Please print every record below exactly as it appears.

-------- Task data

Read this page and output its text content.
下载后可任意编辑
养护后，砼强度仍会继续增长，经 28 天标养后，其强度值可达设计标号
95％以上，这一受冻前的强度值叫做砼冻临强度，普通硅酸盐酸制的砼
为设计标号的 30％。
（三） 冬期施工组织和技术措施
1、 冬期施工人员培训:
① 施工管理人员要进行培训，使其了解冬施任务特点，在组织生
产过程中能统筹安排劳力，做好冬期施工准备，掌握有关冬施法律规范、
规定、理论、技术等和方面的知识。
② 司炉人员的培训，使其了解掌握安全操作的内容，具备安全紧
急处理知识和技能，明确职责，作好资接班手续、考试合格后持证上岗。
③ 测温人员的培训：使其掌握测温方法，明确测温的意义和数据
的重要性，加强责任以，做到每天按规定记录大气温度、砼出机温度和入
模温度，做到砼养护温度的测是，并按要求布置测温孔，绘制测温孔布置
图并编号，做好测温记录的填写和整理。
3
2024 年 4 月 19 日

----------------

(Result)
Read this page and output its text content.
下载后可任意编辑
养护后，砼强度仍会继续增长，经 28 天标养后，其强度值可达设计标号
95％以上，这一受冻前的强度值叫做砼冻临强度，普通硅酸盐酸制的砼
为设计标号的 30％。
（三） 冬期施工组织和技术措施
1、 冬期施工人员培训:
① 施工管理人员要进行培训，使其了解冬施任务特点，在组织生
产过程中能统筹安排劳力，做好冬期施工准备，掌握有关冬施法律规范、
规定、理论、技术等和方面的知识。
② 司炉人员的培训，使其了解掌握安全操作的内容，具备安全紧
急处理知识和技能，明确职责，作好资接班手续、考试合格后持证上岗。
③ 测温人员的培训：使其掌握测温方法，明确测温的意义和数据
的重要性，加强责任以，做到每天按规定记录大气温度、砼出机温度和入
模温度，做到砼养护温度的测是，并按要求布置测温孔，绘制测温孔布置
图并编号，做好测温记录的填写和整理。
3
2024 年 4 月 19 日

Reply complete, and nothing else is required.